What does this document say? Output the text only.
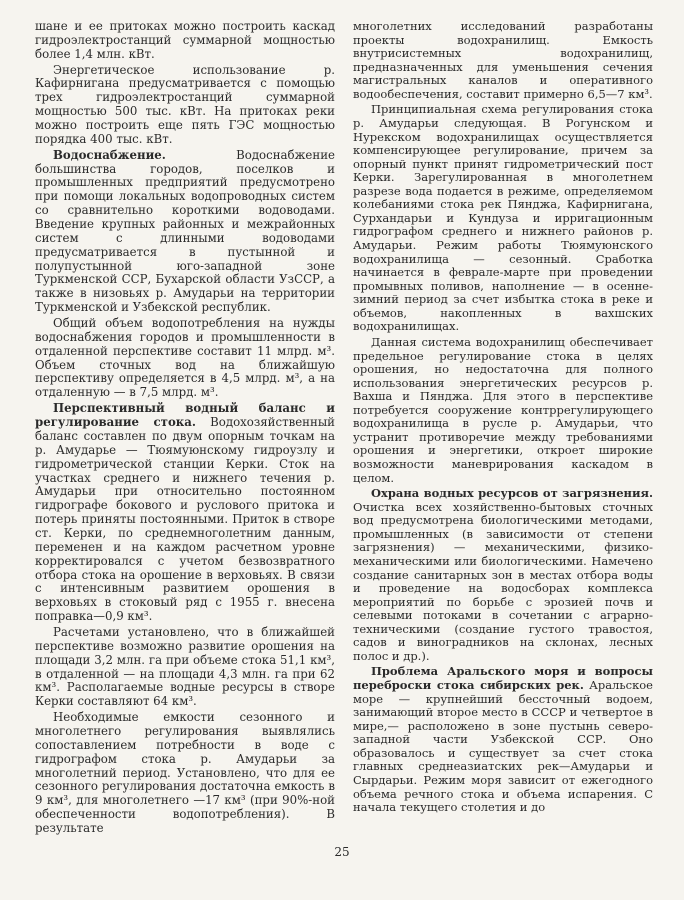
шане и ее притоках можно построить каскад гидроэлектростанций суммарной мощностью более 1,4 млн. кВт.

Энергетическое использование р. Кафирнигана предусматривается с помощью трех гидроэлектростанций суммарной мощностью 500 тыс. кВт. На притоках реки можно построить еще пять ГЭС мощностью порядка 400 тыс. кВт.

Водоснабжение. Водоснабжение большинства городов, поселков и промышленных предприятий предусмотрено при помощи локальных водопроводных систем со сравнительно короткими водоводами. Введение крупных районных и межрайонных систем с длинными водоводами предусматривается в пустынной и полупустынной юго-западной зоне Туркменской ССР, Бухарской области УзССР, а также в низовьях р. Амударьи на территории Туркменской и Узбекской республик.

Общий объем водопотребления на нужды водоснабжения городов и промышленности в отдаленной перспективе составит 11 млрд. м³. Объем сточных вод на ближайшую перспективу определяется в 4,5 млрд. м³, а на отдаленную — в 7,5 млрд. м³.

Перспективный водный баланс и регулирование стока. Водохозяйственный баланс составлен по двум опорным точкам на р. Амударье — Тюямуюнскому гидроузлу и гидрометрической станции Керки. Сток на участках среднего и нижнего течения р. Амударьи при относительно постоянном гидрографе бокового и руслового притока и потерь приняты постоянными. Приток в створе ст. Керки, по среднемноголетним данным, переменен и на каждом расчетном уровне корректировался с учетом безвозвратного отбора стока на орошение в верховьях. В связи с интенсивным развитием орошения в верховьях в стоковый ряд с 1955 г. внесена поправка—0,9 км³.

Расчетами установлено, что в ближайшей перспективе возможно развитие орошения на площади 3,2 млн. га при объеме стока 51,1 км³, в отдаленной — на площади 4,3 млн. га при 62 км³. Располагаемые водные ресурсы в створе Керки составляют 64 км³.

Необходимые емкости сезонного и многолетнего регулирования выявлялись сопоставлением потребности в воде с гидрографом стока р. Амударьи за многолетний период. Установлено, что для ее сезонного регулирования достаточна емкость в 9 км³, для многолетнего —17 км³ (при 90%-ной обеспеченности водопотребления). В результате

многолетних исследований разработаны проекты водохранилищ. Емкость внутрисистемных водохранилищ, предназначенных для уменьшения сечения магистральных каналов и оперативного водообеспечения, составит примерно 6,5—7 км³.

Принципиальная схема регулирования стока р. Амударьи следующая. В Рогунском и Нурекском водохранилищах осуществляется компенсирующее регулирование, причем за опорный пункт принят гидрометрический пост Керки. Зарегулированная в многолетнем разрезе вода подается в режиме, определяемом колебаниями стока рек Пянджа, Кафирнигана, Сурхандарьи и Кундуза и ирригационным гидрографом среднего и нижнего районов р. Амударьи. Режим работы Тюямуюнского водохранилища — сезонный. Сработка начинается в феврале-марте при проведении промывных поливов, наполнение — в осенне-зимний период за счет избытка стока в реке и объемов, накопленных в вахшских водохранилищах.

Данная система водохранилищ обеспечивает предельное регулирование стока в целях орошения, но недостаточна для полного использования энергетических ресурсов р. Вахша и Пянджа. Для этого в перспективе потребуется сооружение контррегулирующего водохранилища в русле р. Амударьи, что устранит противоречие между требованиями орошения и энергетики, откроет широкие возможности маневрирования каскадом в целом.

Охрана водных ресурсов от загрязнения. Очистка всех хозяйственно-бытовых сточных вод предусмотрена биологическими методами, промышленных (в зависимости от степени загрязнения) — механическими, физико-механическими или биологическими. Намечено создание санитарных зон в местах отбора воды и проведение на водосборах комплекса мероприятий по борьбе с эрозией почв и селевыми потоками в сочетании с аграрно-техническими (создание густого травостоя, садов и виноградников на склонах, лесных полос и др.).

Проблема Аральского моря и вопросы переброски стока сибирских рек. Аральское море — крупнейший бессточный водоем, занимающий второе место в СССР и четвертое в мире,— расположено в зоне пустынь северо-западной части Узбекской ССР. Оно образовалось и существует за счет стока главных среднеазиатских рек—Амударьи и Сырдарьи. Режим моря зависит от ежегодного объема речного стока и объема испарения. С начала текущего столетия и до

25
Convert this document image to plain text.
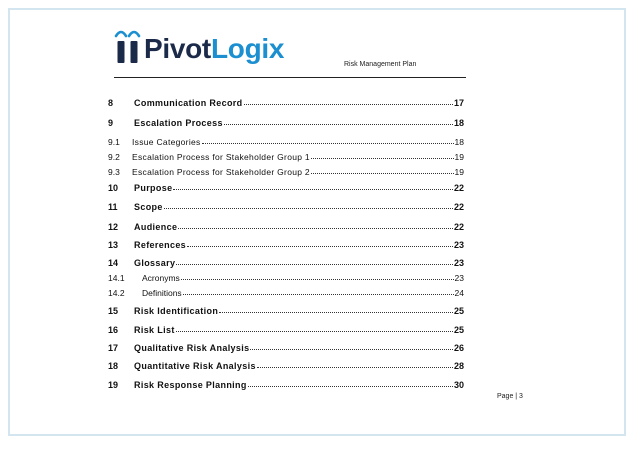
PivotLogix
Risk Management Plan
8	Communication Record	17
9	Escalation Process	18
9.1	Issue Categories	18
9.2	Escalation Process for Stakeholder Group 1	19
9.3	Escalation Process for Stakeholder Group 2	19
10	Purpose	22
11	Scope	22
12	Audience	22
13	References	23
14	Glossary	23
14.1	Acronyms	23
14.2	Definitions	24
15	Risk Identification	25
16	Risk List	25
17	Qualitative Risk Analysis	26
18	Quantitative Risk Analysis	28
19	Risk Response Planning	30
Page | 3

▸ WORK INSTRUCTIONS
Write out the material above again, word for word, minus its pictures.

▸ TASK SOLUTION
What does this document say? Output the text only.
шане и ее притоках можно построить каскад гидроэлектростанций суммарной мощностью более 1,4 млн. кВт.

Энергетическое использование р. Кафирнигана предусматривается с помощью трех гидроэлектростанций суммарной мощностью 500 тыс. кВт. На притоках реки можно построить еще пять ГЭС мощностью порядка 400 тыс. кВт.

Водоснабжение. Водоснабжение большинства городов, поселков и промышленных предприятий предусмотрено при помощи локальных водопроводных систем со сравнительно короткими водоводами. Введение крупных районных и межрайонных систем с длинными водоводами предусматривается в пустынной и полупустынной юго-западной зоне Туркменской ССР, Бухарской области УзССР, а также в низовьях р. Амударьи на территории Туркменской и Узбекской республик.

Общий объем водопотребления на нужды водоснабжения городов и промышленности в отдаленной перспективе составит 11 млрд. м³. Объем сточных вод на ближайшую перспективу определяется в 4,5 млрд. м³, а на отдаленную — в 7,5 млрд. м³.

Перспективный водный баланс и регулирование стока. Водохозяйственный баланс составлен по двум опорным точкам на р. Амударье — Тюямуюнскому гидроузлу и гидрометрической станции Керки. Сток на участках среднего и нижнего течения р. Амударьи при относительно постоянном гидрографе бокового и руслового притока и потерь приняты постоянными. Приток в створе ст. Керки, по среднемноголетним данным, переменен и на каждом расчетном уровне корректировался с учетом безвозвратного отбора стока на орошение в верховьях. В связи с интенсивным развитием орошения в верховьях в стоковый ряд с 1955 г. внесена поправка—0,9 км³.

Расчетами установлено, что в ближайшей перспективе возможно развитие орошения на площади 3,2 млн. га при объеме стока 51,1 км³, в отдаленной — на площади 4,3 млн. га при 62 км³. Располагаемые водные ресурсы в створе Керки составляют 64 км³.

Необходимые емкости сезонного и многолетнего регулирования выявлялись сопоставлением потребности в воде с гидрографом стока р. Амударьи за многолетний период. Установлено, что для ее сезонного регулирования достаточна емкость в 9 км³, для многолетнего —17 км³ (при 90%-ной обеспеченности водопотребления). В результате

многолетних исследований разработаны проекты водохранилищ. Емкость внутрисистемных водохранилищ, предназначенных для уменьшения сечения магистральных каналов и оперативного водообеспечения, составит примерно 6,5—7 км³.

Принципиальная схема регулирования стока р. Амударьи следующая. В Рогунском и Нурекском водохранилищах осуществляется компенсирующее регулирование, причем за опорный пункт принят гидрометрический пост Керки. Зарегулированная в многолетнем разрезе вода подается в режиме, определяемом колебаниями стока рек Пянджа, Кафирнигана, Сурхандарьи и Кундуза и ирригационным гидрографом среднего и нижнего районов р. Амударьи. Режим работы Тюямуюнского водохранилища — сезонный. Сработка начинается в феврале-марте при проведении промывных поливов, наполнение — в осенне-зимний период за счет избытка стока в реке и объемов, накопленных в вахшских водохранилищах.

Данная система водохранилищ обеспечивает предельное регулирование стока в целях орошения, но недостаточна для полного использования энергетических ресурсов р. Вахша и Пянджа. Для этого в перспективе потребуется сооружение контррегулирующего водохранилища в русле р. Амударьи, что устранит противоречие между требованиями орошения и энергетики, откроет широкие возможности маневрирования каскадом в целом.

Охрана водных ресурсов от загрязнения. Очистка всех хозяйственно-бытовых сточных вод предусмотрена биологическими методами, промышленных (в зависимости от степени загрязнения) — механическими, физико-механическими или биологическими. Намечено создание санитарных зон в местах отбора воды и проведение на водосборах комплекса мероприятий по борьбе с эрозией почв и селевыми потоками в сочетании с аграрно-техническими (создание густого травостоя, садов и виноградников на склонах, лесных полос и др.).

Проблема Аральского моря и вопросы переброски стока сибирских рек. Аральское море — крупнейший бессточный водоем, занимающий второе место в СССР и четвертое в мире,— расположено в зоне пустынь северо-западной части Узбекской ССР. Оно образовалось и существует за счет стока главных среднеазиатских рек—Амударьи и Сырдарьи. Режим моря зависит от ежегодного объема речного стока и объема испарения. С начала текущего столетия и до

25
Convert this document image to plain text.
PivotLogix
Risk Management Plan
8	Communication Record	17
9	Escalation Process	18
9.1	Issue Categories	18
9.2	Escalation Process for Stakeholder Group 1	19
9.3	Escalation Process for Stakeholder Group 2	19
10	Purpose	22
11	Scope	22
12	Audience	22
13	References	23
14	Glossary	23
14.1	Acronyms	23
14.2	Definitions	24
15	Risk Identification	25
16	Risk List	25
17	Qualitative Risk Analysis	26
18	Quantitative Risk Analysis	28
19	Risk Response Planning	30
Page | 3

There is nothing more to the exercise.